───── Text under study ─────
On the above view the posterior part of the head must have been originally composed of a series of somites like those of the trunk, but in existing Vertebrata all trace of these, except in so far as they are indicated by the visceral clefts, has vanished in the adult. The cranial nerves however, especially in the embryo, still indicate the number of anterior somites; and an embryonic segmentation of the mesoblast has also been found in many lower forms in the region of the head, giving rise to a series of cavities known as head-cavities, enclosed by mesoblastic walls which afterwards break up into muscles. These cavities correspond with the nerves, and it appears that there is a præmandibular cavity corresponding with the third nerve ([fig. 193], 1pp) and a mandibular cavity (2pp) and a cavity in each of the succeeding visceral arches. The fifth nerve, the seventh nerve, the glossopharyngeal nerve, and the successive elements of the vagus nerve correspond with the posterior head-cavities.
Fig. 193. Transverse section through the front part of the head of a young Pristiurus embryo.
The section, owing to the cranial flexure, cuts both the fore- and the hind-brain. It shews the præmandibular and mandibular head-cavities 1pp and 2pp, etc.
fb. fore-brain; l. lens of eye; m. mouth; pt. upper end of mouth, forming pituitary involution; 1ao. mandibular aortic arch; 1pp. and 2pp. first and second head-cavities; 1vc. first visceral cleft; V. fifth nerve; aun. ganglion of auditory nerve; VII. seventh nerve; aa. dorsal aorta; acv. anterior cardinal vein; ch. notochord.
The medullary canal. The general history of the medullary plate seems to point to the conclusion that the central canal of the nervous system has been formed by a groove having appeared in the ancestor of the Chordata along the median dorsal line, which caused the sides of the nervous plate, which was placed immediately below the skin, or may perhaps at that stage not have been distinctly differentiated from the skin, to be bent upwards; and that this groove subsequently became converted into a canal. This view is not only supported by the actual development of the central canal of the nervous system (the types of Teleostei, Lepidosteus and Petromyzon being undoubtedly secondary), but also (1) by the presence of cilia in the epithelium lining the canal, probably inherited from cilia coating the external skin, and (2) by the posterior roots arising from the extreme dorsal line ([fig. 194]), a position which can most easily be explained on the supposition that the two sides of the plate, from which the nerves originally proceeded have been folded up so as to meet each other in the median dorsal line[106].
─────
What needs to be done:
Write out the embryology passage above word for word, between "fb. fore-brain; l." and "vein; ch. notochord.", inclusive.
───── Provided information ─────
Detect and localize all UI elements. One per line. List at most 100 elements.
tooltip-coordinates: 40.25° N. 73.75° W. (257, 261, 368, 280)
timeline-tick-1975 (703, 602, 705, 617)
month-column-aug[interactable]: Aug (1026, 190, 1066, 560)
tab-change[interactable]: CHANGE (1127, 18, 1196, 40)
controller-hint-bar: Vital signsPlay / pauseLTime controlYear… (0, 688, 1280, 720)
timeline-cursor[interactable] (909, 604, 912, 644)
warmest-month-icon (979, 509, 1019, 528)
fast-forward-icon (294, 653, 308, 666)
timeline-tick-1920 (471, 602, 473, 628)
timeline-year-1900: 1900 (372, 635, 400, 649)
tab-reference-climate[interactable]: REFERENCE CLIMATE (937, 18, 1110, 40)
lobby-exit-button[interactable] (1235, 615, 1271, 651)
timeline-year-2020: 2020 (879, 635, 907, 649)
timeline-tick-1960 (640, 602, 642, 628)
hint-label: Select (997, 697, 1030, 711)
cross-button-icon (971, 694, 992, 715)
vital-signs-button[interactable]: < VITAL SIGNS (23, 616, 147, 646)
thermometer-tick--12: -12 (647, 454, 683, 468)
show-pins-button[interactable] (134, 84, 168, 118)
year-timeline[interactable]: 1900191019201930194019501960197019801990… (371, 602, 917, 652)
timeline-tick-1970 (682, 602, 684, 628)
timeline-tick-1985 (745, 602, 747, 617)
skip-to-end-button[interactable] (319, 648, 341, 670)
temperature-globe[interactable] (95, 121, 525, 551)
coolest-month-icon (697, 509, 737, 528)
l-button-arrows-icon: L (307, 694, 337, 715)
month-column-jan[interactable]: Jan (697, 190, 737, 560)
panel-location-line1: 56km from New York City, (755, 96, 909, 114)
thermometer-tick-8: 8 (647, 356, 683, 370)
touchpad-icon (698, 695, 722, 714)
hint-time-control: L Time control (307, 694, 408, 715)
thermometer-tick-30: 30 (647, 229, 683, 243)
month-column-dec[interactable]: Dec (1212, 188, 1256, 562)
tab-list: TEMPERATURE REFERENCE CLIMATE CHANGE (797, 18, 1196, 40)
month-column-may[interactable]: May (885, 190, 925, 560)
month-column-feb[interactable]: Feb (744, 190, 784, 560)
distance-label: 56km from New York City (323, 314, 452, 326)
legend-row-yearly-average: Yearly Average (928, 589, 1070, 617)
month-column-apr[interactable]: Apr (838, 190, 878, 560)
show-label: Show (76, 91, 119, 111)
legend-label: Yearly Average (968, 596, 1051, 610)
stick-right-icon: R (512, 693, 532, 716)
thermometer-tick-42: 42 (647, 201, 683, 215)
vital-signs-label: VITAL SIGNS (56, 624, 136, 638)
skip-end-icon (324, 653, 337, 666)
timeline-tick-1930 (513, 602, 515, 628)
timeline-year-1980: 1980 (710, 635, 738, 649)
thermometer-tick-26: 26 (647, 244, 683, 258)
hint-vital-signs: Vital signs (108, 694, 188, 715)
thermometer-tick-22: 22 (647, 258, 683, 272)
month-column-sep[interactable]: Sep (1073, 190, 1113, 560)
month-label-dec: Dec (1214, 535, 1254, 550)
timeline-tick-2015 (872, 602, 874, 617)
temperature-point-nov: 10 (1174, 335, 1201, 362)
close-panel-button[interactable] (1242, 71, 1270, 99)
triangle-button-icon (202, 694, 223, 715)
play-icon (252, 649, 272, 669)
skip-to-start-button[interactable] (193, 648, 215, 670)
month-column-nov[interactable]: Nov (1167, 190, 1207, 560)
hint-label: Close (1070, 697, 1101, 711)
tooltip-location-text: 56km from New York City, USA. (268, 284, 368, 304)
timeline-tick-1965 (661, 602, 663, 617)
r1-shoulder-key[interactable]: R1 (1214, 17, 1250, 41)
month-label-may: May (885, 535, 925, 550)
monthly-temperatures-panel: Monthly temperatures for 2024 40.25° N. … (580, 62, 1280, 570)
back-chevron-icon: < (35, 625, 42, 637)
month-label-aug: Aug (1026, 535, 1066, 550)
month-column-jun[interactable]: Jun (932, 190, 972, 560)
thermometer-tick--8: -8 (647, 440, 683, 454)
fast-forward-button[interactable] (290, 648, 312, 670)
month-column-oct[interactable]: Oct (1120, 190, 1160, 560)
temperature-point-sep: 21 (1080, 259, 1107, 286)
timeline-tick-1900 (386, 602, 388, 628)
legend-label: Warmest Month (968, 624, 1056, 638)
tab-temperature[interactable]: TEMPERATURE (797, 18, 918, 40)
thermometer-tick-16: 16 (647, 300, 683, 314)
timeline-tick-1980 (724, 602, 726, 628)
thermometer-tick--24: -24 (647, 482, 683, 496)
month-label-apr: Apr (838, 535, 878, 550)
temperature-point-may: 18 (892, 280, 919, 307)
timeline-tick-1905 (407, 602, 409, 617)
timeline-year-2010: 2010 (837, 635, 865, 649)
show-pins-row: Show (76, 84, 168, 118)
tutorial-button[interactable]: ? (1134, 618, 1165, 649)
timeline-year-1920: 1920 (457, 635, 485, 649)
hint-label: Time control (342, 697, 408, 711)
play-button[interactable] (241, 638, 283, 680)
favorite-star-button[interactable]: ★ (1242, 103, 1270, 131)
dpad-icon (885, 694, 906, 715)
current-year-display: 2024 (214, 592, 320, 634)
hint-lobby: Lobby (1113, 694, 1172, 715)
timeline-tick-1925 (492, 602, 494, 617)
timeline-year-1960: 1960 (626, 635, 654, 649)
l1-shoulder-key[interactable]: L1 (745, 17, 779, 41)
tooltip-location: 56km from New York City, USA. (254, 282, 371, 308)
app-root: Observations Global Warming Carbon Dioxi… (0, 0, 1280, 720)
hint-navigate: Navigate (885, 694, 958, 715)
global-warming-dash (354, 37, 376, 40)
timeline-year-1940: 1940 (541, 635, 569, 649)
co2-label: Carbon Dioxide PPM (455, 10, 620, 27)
─────
Finished exercise:
fb. fore-brain; l. lens of eye; m. mouth; pt. upper end of mouth, forming pituitary involution; 1ao. mandibular aortic arch; 1pp. and 2pp. first and second head-cavities; 1vc. first visceral cleft; V. fifth nerve; aun. ganglion of auditory nerve; VII. seventh nerve; aa. dorsal aorta; acv. anterior cardinal vein; ch. notochord.